── Task material ──
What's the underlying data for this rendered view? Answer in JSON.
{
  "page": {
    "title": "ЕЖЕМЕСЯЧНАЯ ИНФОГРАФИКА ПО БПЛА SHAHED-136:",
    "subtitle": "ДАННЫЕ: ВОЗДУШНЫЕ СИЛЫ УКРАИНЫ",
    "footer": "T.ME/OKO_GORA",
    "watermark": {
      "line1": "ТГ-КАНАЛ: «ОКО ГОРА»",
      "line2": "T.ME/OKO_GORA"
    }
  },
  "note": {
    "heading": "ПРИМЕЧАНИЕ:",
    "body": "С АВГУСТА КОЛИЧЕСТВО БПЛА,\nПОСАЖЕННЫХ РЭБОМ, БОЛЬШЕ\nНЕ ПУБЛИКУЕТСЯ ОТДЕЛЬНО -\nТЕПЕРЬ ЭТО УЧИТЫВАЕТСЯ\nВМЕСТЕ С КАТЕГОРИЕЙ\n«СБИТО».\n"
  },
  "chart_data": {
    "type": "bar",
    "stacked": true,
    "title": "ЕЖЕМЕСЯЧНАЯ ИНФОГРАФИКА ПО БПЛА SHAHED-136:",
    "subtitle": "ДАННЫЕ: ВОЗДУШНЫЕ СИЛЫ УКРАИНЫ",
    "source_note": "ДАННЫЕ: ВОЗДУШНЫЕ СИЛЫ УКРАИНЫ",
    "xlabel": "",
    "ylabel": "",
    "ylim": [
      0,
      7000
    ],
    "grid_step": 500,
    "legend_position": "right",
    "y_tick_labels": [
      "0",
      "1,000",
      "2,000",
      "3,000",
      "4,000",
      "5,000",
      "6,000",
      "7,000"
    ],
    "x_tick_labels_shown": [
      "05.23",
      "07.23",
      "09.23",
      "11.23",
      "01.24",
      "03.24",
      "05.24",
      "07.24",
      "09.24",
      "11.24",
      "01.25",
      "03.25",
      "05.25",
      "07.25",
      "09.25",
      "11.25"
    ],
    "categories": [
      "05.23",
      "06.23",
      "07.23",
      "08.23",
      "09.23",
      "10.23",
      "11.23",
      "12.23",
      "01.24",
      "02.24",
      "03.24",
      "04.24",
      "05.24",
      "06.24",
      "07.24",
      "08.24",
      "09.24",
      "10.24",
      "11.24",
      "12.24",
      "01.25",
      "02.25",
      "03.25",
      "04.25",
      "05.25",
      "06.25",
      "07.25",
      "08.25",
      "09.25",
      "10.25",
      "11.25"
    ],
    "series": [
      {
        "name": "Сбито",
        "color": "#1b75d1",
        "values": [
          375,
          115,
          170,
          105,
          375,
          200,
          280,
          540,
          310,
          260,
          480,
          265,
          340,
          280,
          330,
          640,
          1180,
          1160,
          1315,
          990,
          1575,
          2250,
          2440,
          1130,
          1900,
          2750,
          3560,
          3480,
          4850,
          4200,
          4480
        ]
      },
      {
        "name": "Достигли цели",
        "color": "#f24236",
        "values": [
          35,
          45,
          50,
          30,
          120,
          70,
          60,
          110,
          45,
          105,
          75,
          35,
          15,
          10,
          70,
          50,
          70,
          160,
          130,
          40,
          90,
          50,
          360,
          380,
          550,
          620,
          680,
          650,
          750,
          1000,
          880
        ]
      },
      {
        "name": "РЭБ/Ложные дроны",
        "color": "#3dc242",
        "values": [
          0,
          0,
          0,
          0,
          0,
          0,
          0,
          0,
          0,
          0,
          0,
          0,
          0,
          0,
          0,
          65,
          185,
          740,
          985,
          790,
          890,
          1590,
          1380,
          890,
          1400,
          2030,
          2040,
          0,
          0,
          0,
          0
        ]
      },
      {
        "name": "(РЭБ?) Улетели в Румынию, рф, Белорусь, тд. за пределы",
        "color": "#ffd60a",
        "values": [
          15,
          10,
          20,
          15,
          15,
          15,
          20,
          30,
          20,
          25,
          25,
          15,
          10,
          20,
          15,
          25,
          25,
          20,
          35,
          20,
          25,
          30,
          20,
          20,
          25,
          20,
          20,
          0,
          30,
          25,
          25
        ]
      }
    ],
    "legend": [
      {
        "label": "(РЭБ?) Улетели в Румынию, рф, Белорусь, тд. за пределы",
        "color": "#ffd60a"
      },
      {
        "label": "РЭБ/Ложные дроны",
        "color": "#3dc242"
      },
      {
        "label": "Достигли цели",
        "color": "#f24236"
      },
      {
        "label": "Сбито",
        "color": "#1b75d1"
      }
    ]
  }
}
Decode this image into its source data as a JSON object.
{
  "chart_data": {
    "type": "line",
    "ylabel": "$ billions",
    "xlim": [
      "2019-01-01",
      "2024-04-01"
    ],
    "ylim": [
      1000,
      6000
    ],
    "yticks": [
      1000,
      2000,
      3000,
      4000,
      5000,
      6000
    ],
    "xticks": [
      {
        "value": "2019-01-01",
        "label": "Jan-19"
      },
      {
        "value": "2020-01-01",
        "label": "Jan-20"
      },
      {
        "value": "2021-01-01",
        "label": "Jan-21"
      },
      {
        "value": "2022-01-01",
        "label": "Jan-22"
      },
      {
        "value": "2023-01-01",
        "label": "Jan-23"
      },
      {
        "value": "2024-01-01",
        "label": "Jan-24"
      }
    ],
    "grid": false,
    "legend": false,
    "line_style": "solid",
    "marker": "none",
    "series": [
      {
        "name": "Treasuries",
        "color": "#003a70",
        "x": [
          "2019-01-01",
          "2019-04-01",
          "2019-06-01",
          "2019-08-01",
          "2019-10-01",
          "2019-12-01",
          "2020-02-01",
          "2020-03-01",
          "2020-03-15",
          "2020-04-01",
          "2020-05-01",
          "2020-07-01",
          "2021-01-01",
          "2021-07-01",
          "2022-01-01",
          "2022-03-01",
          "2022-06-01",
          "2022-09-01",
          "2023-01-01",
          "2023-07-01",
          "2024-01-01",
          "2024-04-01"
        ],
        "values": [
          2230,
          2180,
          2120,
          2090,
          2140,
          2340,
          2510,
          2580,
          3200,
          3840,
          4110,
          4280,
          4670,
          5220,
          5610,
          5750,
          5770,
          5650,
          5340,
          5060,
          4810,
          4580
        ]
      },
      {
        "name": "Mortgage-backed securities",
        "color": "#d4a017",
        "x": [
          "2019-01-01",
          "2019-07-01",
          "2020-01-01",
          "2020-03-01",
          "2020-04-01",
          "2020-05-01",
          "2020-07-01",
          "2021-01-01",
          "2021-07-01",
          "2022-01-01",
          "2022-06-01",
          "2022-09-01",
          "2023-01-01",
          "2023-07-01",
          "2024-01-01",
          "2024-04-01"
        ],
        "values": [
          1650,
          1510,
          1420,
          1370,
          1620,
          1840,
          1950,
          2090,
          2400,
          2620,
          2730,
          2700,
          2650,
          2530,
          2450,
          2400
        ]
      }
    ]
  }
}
───
Brief: From the data above, extract every line in its exact form.

Final result:
What's the underlying data for this rendered view? Answer in JSON.
{
  "page": {
    "title": "ЕЖЕМЕСЯЧНАЯ ИНФОГРАФИКА ПО БПЛА SHAHED-136:",
    "subtitle": "ДАННЫЕ: ВОЗДУШНЫЕ СИЛЫ УКРАИНЫ",
    "footer": "T.ME/OKO_GORA",
    "watermark": {
      "line1": "ТГ-КАНАЛ: «ОКО ГОРА»",
      "line2": "T.ME/OKO_GORA"
    }
  },
  "note": {
    "heading": "ПРИМЕЧАНИЕ:",
    "body": "С АВГУСТА КОЛИЧЕСТВО БПЛА,\nПОСАЖЕННЫХ РЭБОМ, БОЛЬШЕ\nНЕ ПУБЛИКУЕТСЯ ОТДЕЛЬНО -\nТЕПЕРЬ ЭТО УЧИТЫВАЕТСЯ\nВМЕСТЕ С КАТЕГОРИЕЙ\n«СБИТО».\n"
  },
  "chart_data": {
    "type": "bar",
    "stacked": true,
    "title": "ЕЖЕМЕСЯЧНАЯ ИНФОГРАФИКА ПО БПЛА SHAHED-136:",
    "subtitle": "ДАННЫЕ: ВОЗДУШНЫЕ СИЛЫ УКРАИНЫ",
    "source_note": "ДАННЫЕ: ВОЗДУШНЫЕ СИЛЫ УКРАИНЫ",
    "xlabel": "",
    "ylabel": "",
    "ylim": [
      0,
      7000
    ],
    "grid_step": 500,
    "legend_position": "right",
    "y_tick_labels": [
      "0",
      "1,000",
      "2,000",
      "3,000",
      "4,000",
      "5,000",
      "6,000",
      "7,000"
    ],
    "x_tick_labels_shown": [
      "05.23",
      "07.23",
      "09.23",
      "11.23",
      "01.24",
      "03.24",
      "05.24",
      "07.24",
      "09.24",
      "11.24",
      "01.25",
      "03.25",
      "05.25",
      "07.25",
      "09.25",
      "11.25"
    ],
    "categories": [
      "05.23",
      "06.23",
      "07.23",
      "08.23",
      "09.23",
      "10.23",
      "11.23",
      "12.23",
      "01.24",
      "02.24",
      "03.24",
      "04.24",
      "05.24",
      "06.24",
      "07.24",
      "08.24",
      "09.24",
      "10.24",
      "11.24",
      "12.24",
      "01.25",
      "02.25",
      "03.25",
      "04.25",
      "05.25",
      "06.25",
      "07.25",
      "08.25",
      "09.25",
      "10.25",
      "11.25"
    ],
    "series": [
      {
        "name": "Сбито",
        "color": "#1b75d1",
        "values": [
          375,
          115,
          170,
          105,
          375,
          200,
          280,
          540,
          310,
          260,
          480,
          265,
          340,
          280,
          330,
          640,
          1180,
          1160,
          1315,
          990,
          1575,
          2250,
          2440,
          1130,
          1900,
          2750,
          3560,
          3480,
          4850,
          4200,
          4480
        ]
      },
      {
        "name": "Достигли цели",
        "color": "#f24236",
        "values": [
          35,
          45,
          50,
          30,
          120,
          70,
          60,
          110,
          45,
          105,
          75,
          35,
          15,
          10,
          70,
          50,
          70,
          160,
          130,
          40,
          90,
          50,
          360,
          380,
          550,
          620,
          680,
          650,
          750,
          1000,
          880
        ]
      },
      {
        "name": "РЭБ/Ложные дроны",
        "color": "#3dc242",
        "values": [
          0,
          0,
          0,
          0,
          0,
          0,
          0,
          0,
          0,
          0,
          0,
          0,
          0,
          0,
          0,
          65,
          185,
          740,
          985,
          790,
          890,
          1590,
          1380,
          890,
          1400,
          2030,
          2040,
          0,
          0,
          0,
          0
        ]
      },
      {
        "name": "(РЭБ?) Улетели в Румынию, рф, Белорусь, тд. за пределы",
        "color": "#ffd60a",
        "values": [
          15,
          10,
          20,
          15,
          15,
          15,
          20,
          30,
          20,
          25,
          25,
          15,
          10,
          20,
          15,
          25,
          25,
          20,
          35,
          20,
          25,
          30,
          20,
          20,
          25,
          20,
          20,
          0,
          30,
          25,
          25
        ]
      }
    ],
    "legend": [
      {
        "label": "(РЭБ?) Улетели в Румынию, рф, Белорусь, тд. за пределы",
        "color": "#ffd60a"
      },
      {
        "label": "РЭБ/Ложные дроны",
        "color": "#3dc242"
      },
      {
        "label": "Достигли цели",
        "color": "#f24236"
      },
      {
        "label": "Сбито",
        "color": "#1b75d1"
      }
    ]
  }
}
Decode this image into its source data as a JSON object.
{
  "chart_data": {
    "type": "line",
    "ylabel": "$ billions",
    "xlim": [
      "2019-01-01",
      "2024-04-01"
    ],
    "ylim": [
      1000,
      6000
    ],
    "yticks": [
      1000,
      2000,
      3000,
      4000,
      5000,
      6000
    ],
    "xticks": [
      {
        "value": "2019-01-01",
        "label": "Jan-19"
      },
      {
        "value": "2020-01-01",
        "label": "Jan-20"
      },
      {
        "value": "2021-01-01",
        "label": "Jan-21"
      },
      {
        "value": "2022-01-01",
        "label": "Jan-22"
      },
      {
        "value": "2023-01-01",
        "label": "Jan-23"
      },
      {
        "value": "2024-01-01",
        "label": "Jan-24"
      }
    ],
    "grid": false,
    "legend": false,
    "line_style": "solid",
    "marker": "none",
    "series": [
      {
        "name": "Treasuries",
        "color": "#003a70",
        "x": [
          "2019-01-01",
          "2019-04-01",
          "2019-06-01",
          "2019-08-01",
          "2019-10-01",
          "2019-12-01",
          "2020-02-01",
          "2020-03-01",
          "2020-03-15",
          "2020-04-01",
          "2020-05-01",
          "2020-07-01",
          "2021-01-01",
          "2021-07-01",
          "2022-01-01",
          "2022-03-01",
          "2022-06-01",
          "2022-09-01",
          "2023-01-01",
          "2023-07-01",
          "2024-01-01",
          "2024-04-01"
        ],
        "values": [
          2230,
          2180,
          2120,
          2090,
          2140,
          2340,
          2510,
          2580,
          3200,
          3840,
          4110,
          4280,
          4670,
          5220,
          5610,
          5750,
          5770,
          5650,
          5340,
          5060,
          4810,
          4580
        ]
      },
      {
        "name": "Mortgage-backed securities",
        "color": "#d4a017",
        "x": [
          "2019-01-01",
          "2019-07-01",
          "2020-01-01",
          "2020-03-01",
          "2020-04-01",
          "2020-05-01",
          "2020-07-01",
          "2021-01-01",
          "2021-07-01",
          "2022-01-01",
          "2022-06-01",
          "2022-09-01",
          "2023-01-01",
          "2023-07-01",
          "2024-01-01",
          "2024-04-01"
        ],
        "values": [
          1650,
          1510,
          1420,
          1370,
          1620,
          1840,
          1950,
          2090,
          2400,
          2620,
          2730,
          2700,
          2650,
          2530,
          2450,
          2400
        ]
      }
    ]
  }
}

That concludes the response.